▶ **GIVEN RECORDS**:

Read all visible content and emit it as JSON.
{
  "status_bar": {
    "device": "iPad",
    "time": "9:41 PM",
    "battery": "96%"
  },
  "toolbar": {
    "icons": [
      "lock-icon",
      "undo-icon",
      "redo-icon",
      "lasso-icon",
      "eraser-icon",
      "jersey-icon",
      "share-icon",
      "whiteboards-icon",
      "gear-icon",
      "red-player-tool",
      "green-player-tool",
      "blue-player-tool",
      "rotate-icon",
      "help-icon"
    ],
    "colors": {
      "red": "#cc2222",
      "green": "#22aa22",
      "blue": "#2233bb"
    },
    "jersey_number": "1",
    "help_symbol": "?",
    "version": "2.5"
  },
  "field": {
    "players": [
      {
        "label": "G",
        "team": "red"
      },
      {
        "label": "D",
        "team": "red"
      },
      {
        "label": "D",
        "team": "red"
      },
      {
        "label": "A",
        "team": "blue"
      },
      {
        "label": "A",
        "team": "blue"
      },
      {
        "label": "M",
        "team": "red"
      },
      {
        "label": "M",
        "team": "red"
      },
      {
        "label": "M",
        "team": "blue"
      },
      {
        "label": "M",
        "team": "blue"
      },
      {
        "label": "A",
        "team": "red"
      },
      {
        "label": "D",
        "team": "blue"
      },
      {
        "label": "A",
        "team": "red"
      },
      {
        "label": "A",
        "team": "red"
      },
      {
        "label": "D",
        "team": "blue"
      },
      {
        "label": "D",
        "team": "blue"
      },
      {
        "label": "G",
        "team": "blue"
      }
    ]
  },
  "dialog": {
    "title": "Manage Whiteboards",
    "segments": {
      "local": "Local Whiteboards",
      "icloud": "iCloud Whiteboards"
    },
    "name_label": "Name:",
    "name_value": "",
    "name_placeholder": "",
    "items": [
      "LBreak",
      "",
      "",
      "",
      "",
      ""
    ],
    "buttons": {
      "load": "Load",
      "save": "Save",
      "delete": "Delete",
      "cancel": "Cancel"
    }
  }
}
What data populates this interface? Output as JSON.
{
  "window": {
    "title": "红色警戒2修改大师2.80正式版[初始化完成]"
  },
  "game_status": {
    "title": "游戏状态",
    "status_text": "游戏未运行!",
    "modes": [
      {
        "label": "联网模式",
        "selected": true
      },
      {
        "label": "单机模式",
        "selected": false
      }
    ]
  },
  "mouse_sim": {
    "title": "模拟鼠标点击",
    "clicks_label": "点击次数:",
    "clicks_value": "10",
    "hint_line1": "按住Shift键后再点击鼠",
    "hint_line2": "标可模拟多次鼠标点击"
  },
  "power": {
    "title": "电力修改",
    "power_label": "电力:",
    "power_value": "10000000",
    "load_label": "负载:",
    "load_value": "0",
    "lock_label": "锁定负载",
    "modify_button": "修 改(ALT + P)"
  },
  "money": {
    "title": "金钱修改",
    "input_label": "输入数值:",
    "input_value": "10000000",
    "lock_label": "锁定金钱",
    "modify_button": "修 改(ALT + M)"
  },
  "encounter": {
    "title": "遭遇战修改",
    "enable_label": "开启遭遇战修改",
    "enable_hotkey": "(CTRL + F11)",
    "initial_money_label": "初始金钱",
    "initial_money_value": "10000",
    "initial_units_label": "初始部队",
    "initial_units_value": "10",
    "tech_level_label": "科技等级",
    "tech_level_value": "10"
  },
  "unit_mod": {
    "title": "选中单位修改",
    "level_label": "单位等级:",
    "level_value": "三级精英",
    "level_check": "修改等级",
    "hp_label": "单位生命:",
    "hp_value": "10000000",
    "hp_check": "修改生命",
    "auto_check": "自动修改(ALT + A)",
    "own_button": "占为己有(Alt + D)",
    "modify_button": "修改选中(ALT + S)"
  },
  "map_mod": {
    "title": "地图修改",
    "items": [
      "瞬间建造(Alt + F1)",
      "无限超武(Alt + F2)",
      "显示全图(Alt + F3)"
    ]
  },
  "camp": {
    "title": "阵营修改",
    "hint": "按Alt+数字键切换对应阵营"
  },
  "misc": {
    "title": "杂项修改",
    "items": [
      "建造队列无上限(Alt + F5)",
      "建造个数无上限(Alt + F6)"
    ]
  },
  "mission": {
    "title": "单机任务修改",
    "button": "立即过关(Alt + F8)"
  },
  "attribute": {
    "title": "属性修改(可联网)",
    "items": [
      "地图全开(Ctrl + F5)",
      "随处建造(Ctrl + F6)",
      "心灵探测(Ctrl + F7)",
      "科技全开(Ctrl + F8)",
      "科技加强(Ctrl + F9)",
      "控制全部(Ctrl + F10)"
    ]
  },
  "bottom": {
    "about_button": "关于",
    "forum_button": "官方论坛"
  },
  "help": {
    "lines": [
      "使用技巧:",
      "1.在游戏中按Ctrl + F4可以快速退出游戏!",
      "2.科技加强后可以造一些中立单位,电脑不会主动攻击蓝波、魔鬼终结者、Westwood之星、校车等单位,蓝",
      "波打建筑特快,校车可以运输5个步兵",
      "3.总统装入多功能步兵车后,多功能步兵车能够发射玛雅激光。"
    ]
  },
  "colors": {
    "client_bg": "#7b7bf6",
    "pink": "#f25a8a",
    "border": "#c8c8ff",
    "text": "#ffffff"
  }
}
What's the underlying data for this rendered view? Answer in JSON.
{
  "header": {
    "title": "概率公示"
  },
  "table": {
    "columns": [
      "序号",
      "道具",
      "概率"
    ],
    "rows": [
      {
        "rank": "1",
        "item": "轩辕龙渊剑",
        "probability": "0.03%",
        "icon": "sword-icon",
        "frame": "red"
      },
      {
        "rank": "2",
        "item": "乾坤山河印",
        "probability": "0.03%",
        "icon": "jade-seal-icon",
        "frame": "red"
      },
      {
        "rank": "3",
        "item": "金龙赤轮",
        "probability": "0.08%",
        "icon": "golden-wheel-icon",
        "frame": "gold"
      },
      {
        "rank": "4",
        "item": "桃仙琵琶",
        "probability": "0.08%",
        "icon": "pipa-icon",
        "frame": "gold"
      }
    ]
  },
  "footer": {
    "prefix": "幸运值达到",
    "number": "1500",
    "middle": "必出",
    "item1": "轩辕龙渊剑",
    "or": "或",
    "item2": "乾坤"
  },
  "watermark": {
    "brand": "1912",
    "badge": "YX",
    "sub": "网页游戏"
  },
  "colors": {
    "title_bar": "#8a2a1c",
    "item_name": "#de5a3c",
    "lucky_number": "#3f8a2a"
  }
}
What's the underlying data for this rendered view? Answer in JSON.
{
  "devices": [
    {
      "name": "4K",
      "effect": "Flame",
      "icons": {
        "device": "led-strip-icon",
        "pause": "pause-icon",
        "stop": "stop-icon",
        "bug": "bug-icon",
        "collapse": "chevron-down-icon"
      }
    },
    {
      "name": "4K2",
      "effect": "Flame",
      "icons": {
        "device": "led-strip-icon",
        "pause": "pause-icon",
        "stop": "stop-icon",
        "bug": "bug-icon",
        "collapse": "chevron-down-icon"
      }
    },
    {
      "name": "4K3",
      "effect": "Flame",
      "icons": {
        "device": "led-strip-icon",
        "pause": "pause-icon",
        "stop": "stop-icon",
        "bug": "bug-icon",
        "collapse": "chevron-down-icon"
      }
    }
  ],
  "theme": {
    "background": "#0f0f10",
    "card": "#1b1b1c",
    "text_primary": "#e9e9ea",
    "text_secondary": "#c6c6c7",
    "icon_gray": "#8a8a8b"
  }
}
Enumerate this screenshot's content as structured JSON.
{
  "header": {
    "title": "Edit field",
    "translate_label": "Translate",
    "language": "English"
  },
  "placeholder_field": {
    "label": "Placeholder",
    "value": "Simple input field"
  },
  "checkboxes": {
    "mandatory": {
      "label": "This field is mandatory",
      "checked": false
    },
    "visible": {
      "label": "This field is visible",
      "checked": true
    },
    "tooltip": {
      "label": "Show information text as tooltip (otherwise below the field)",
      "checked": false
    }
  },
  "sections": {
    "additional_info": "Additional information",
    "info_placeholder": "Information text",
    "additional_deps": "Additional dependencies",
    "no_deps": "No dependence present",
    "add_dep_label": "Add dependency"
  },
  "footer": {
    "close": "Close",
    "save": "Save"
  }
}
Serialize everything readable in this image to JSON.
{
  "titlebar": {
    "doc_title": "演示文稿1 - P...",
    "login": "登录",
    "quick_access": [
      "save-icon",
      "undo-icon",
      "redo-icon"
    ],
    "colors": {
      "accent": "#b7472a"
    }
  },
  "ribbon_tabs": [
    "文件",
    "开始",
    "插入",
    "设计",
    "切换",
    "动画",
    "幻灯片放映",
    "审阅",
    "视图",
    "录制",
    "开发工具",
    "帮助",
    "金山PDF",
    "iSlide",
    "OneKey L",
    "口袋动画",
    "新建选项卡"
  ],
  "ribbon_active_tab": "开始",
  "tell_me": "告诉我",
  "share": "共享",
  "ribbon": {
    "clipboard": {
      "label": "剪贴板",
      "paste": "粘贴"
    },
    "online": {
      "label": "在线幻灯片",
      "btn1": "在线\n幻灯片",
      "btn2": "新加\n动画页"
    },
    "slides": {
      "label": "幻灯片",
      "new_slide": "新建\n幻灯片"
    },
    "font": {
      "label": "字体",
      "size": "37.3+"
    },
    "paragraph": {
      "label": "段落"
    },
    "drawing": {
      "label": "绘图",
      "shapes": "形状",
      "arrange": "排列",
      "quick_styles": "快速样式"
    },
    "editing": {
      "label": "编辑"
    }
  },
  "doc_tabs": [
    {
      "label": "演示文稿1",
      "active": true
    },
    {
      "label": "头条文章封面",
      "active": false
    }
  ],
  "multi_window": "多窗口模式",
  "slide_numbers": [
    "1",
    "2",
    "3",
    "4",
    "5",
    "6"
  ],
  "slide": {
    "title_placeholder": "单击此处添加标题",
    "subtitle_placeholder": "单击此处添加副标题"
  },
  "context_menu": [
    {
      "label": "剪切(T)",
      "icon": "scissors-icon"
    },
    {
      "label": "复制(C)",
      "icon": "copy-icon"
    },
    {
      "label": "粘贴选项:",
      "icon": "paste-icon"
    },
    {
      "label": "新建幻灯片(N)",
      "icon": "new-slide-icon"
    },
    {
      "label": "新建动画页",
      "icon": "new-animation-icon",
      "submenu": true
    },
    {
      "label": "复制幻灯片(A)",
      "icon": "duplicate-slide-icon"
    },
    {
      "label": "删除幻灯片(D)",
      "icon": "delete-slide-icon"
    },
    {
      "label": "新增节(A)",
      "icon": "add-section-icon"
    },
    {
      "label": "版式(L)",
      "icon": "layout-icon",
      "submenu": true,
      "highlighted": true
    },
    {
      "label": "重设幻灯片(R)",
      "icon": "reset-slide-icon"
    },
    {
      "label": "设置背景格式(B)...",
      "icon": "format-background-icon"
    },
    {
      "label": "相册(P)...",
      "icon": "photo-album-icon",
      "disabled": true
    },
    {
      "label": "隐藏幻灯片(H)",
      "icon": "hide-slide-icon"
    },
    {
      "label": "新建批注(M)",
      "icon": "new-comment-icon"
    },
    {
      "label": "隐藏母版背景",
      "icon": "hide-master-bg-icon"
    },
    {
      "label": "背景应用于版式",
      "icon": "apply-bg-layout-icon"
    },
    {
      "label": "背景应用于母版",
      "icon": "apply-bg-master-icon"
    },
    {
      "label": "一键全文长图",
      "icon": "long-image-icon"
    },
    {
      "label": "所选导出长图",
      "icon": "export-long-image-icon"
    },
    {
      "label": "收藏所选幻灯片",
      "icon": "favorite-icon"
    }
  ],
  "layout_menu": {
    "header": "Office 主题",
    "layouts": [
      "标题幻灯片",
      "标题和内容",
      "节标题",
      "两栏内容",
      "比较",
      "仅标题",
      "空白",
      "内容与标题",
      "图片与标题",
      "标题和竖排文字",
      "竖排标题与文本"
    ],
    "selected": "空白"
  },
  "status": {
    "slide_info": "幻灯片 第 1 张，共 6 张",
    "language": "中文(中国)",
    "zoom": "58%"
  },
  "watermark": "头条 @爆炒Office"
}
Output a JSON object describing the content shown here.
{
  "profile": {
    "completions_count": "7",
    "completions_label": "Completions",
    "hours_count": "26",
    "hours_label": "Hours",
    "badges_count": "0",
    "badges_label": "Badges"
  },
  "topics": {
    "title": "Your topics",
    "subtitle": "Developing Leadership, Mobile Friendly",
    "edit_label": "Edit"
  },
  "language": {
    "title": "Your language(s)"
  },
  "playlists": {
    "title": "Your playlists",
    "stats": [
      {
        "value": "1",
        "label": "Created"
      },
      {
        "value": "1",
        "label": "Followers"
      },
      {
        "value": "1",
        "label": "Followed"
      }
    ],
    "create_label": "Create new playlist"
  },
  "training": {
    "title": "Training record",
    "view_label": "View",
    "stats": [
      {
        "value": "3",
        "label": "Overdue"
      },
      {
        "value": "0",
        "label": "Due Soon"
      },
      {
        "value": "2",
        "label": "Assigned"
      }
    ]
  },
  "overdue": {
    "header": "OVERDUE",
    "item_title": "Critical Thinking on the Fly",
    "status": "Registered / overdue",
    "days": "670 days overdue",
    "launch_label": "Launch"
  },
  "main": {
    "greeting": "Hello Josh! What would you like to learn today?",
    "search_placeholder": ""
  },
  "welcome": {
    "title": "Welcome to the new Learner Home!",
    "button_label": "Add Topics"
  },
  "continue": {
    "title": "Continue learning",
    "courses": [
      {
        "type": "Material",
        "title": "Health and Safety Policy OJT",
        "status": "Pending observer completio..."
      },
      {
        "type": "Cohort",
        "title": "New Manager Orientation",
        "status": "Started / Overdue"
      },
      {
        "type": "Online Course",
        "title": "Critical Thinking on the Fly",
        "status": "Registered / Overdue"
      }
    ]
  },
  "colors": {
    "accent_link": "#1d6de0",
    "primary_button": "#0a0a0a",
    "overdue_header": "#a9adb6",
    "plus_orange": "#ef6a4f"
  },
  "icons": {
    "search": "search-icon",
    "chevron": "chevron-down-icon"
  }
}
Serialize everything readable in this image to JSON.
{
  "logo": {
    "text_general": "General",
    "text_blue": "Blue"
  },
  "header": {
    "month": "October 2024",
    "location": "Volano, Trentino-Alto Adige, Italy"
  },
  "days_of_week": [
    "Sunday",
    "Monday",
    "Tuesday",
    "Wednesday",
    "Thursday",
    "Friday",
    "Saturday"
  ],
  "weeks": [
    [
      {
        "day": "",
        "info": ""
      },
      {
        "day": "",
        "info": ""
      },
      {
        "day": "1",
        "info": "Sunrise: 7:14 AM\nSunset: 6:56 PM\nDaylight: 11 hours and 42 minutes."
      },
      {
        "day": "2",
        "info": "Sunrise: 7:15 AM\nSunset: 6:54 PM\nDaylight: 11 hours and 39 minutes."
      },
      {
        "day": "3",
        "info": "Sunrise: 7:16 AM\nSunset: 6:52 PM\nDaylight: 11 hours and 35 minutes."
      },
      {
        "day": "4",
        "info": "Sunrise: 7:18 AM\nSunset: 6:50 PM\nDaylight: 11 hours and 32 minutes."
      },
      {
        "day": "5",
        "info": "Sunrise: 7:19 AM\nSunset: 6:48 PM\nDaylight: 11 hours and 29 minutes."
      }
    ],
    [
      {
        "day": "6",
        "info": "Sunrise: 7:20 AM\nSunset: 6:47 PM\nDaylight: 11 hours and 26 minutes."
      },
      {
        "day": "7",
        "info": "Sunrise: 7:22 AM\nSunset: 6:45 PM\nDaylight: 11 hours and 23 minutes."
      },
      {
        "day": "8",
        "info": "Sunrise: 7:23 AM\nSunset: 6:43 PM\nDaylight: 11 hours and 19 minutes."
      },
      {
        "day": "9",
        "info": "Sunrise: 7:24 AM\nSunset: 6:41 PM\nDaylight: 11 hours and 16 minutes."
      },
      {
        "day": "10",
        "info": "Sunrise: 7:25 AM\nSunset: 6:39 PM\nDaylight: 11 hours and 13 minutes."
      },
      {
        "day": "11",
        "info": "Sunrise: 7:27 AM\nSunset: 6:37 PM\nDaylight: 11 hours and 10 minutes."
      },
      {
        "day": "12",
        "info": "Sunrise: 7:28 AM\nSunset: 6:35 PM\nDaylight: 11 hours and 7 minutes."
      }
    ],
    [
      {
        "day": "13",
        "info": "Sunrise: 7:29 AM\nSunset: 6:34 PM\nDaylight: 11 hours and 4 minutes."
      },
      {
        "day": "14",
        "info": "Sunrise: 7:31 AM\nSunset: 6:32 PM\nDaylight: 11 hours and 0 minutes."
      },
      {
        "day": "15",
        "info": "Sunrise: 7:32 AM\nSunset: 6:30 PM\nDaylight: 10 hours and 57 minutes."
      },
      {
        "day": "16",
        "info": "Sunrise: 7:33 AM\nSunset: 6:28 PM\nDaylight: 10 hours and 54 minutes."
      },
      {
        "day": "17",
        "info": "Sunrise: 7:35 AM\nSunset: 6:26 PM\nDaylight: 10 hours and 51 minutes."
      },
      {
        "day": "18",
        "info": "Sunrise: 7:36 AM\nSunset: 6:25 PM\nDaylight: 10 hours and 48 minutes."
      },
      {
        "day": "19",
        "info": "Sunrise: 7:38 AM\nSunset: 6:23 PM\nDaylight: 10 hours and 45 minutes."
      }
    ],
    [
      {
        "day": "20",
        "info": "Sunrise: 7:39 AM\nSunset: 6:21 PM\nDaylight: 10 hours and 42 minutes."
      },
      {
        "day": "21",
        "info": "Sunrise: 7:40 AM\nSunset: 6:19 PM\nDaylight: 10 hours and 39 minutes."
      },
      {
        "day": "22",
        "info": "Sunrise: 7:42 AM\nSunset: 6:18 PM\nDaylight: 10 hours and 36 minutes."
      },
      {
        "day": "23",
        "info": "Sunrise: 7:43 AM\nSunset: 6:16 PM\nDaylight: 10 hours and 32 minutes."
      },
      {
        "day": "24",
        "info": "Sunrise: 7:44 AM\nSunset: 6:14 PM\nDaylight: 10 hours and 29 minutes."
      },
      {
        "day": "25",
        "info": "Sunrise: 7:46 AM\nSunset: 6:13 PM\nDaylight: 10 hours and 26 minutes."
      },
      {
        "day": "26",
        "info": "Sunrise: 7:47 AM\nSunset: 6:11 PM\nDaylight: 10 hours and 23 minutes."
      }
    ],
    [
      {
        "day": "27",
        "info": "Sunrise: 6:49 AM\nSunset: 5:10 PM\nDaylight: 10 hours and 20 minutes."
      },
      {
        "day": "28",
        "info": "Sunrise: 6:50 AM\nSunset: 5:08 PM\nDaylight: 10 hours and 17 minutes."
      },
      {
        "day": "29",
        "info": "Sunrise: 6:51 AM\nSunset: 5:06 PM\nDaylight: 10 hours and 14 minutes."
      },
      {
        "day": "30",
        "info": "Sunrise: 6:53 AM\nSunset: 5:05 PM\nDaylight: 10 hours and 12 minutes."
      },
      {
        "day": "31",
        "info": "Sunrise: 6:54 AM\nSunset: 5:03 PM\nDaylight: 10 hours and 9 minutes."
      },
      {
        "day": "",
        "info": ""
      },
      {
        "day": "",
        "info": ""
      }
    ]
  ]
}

▶ **GIVEN EXERCISE**: How many of the lines above include the string "image"? Reply with the number by itself.

▶ **FULL OUTPUT**: 4